**What the task asks:** In full and without deviation, write out the entries that follow.

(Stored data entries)
__________________________________________________

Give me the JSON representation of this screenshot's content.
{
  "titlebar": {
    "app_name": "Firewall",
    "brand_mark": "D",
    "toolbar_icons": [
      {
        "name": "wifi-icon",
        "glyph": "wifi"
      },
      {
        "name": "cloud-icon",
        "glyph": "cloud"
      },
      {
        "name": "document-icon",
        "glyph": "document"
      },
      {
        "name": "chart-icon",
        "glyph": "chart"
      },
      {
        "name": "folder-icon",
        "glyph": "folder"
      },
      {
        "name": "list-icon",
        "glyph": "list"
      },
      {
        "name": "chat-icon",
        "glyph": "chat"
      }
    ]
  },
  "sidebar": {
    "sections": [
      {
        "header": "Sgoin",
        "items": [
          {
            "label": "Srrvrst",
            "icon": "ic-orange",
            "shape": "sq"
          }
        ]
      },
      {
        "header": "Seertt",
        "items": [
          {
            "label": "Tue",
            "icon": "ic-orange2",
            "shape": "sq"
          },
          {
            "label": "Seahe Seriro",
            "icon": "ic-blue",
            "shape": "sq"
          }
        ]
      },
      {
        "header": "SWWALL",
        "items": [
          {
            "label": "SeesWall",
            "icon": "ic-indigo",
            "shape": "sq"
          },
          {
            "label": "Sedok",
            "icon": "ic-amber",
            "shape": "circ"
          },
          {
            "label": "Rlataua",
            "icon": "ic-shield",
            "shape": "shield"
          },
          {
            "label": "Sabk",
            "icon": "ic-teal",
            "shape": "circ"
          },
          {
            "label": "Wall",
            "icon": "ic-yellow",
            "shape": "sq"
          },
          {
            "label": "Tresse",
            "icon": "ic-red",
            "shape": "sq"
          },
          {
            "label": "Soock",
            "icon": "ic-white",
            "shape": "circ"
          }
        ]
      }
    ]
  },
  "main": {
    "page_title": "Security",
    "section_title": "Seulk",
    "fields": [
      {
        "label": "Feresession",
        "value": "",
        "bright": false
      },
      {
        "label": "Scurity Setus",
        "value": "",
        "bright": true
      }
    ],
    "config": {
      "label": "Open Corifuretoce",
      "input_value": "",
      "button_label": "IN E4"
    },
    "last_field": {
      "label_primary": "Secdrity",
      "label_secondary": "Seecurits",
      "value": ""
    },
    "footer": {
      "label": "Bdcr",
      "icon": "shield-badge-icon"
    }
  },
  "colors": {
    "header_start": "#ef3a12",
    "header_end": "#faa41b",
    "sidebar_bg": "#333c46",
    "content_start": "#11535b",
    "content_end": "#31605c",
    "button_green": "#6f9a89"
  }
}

__________________________________________________

**Solved problem:**
Give me the JSON representation of this screenshot's content.
{
  "titlebar": {
    "app_name": "Firewall",
    "brand_mark": "D",
    "toolbar_icons": [
      {
        "name": "wifi-icon",
        "glyph": "wifi"
      },
      {
        "name": "cloud-icon",
        "glyph": "cloud"
      },
      {
        "name": "document-icon",
        "glyph": "document"
      },
      {
        "name": "chart-icon",
        "glyph": "chart"
      },
      {
        "name": "folder-icon",
        "glyph": "folder"
      },
      {
        "name": "list-icon",
        "glyph": "list"
      },
      {
        "name": "chat-icon",
        "glyph": "chat"
      }
    ]
  },
  "sidebar": {
    "sections": [
      {
        "header": "Sgoin",
        "items": [
          {
            "label": "Srrvrst",
            "icon": "ic-orange",
            "shape": "sq"
          }
        ]
      },
      {
        "header": "Seertt",
        "items": [
          {
            "label": "Tue",
            "icon": "ic-orange2",
            "shape": "sq"
          },
          {
            "label": "Seahe Seriro",
            "icon": "ic-blue",
            "shape": "sq"
          }
        ]
      },
      {
        "header": "SWWALL",
        "items": [
          {
            "label": "SeesWall",
            "icon": "ic-indigo",
            "shape": "sq"
          },
          {
            "label": "Sedok",
            "icon": "ic-amber",
            "shape": "circ"
          },
          {
            "label": "Rlataua",
            "icon": "ic-shield",
            "shape": "shield"
          },
          {
            "label": "Sabk",
            "icon": "ic-teal",
            "shape": "circ"
          },
          {
            "label": "Wall",
            "icon": "ic-yellow",
            "shape": "sq"
          },
          {
            "label": "Tresse",
            "icon": "ic-red",
            "shape": "sq"
          },
          {
            "label": "Soock",
            "icon": "ic-white",
            "shape": "circ"
          }
        ]
      }
    ]
  },
  "main": {
    "page_title": "Security",
    "section_title": "Seulk",
    "fields": [
      {
        "label": "Feresession",
        "value": "",
        "bright": false
      },
      {
        "label": "Scurity Setus",
        "value": "",
        "bright": true
      }
    ],
    "config": {
      "label": "Open Corifuretoce",
      "input_value": "",
      "button_label": "IN E4"
    },
    "last_field": {
      "label_primary": "Secdrity",
      "label_secondary": "Seecurits",
      "value": ""
    },
    "footer": {
      "label": "Bdcr",
      "icon": "shield-badge-icon"
    }
  },
  "colors": {
    "header_start": "#ef3a12",
    "header_end": "#faa41b",
    "sidebar_bg": "#333c46",
    "content_start": "#11535b",
    "content_end": "#31605c",
    "button_green": "#6f9a89"
  }
}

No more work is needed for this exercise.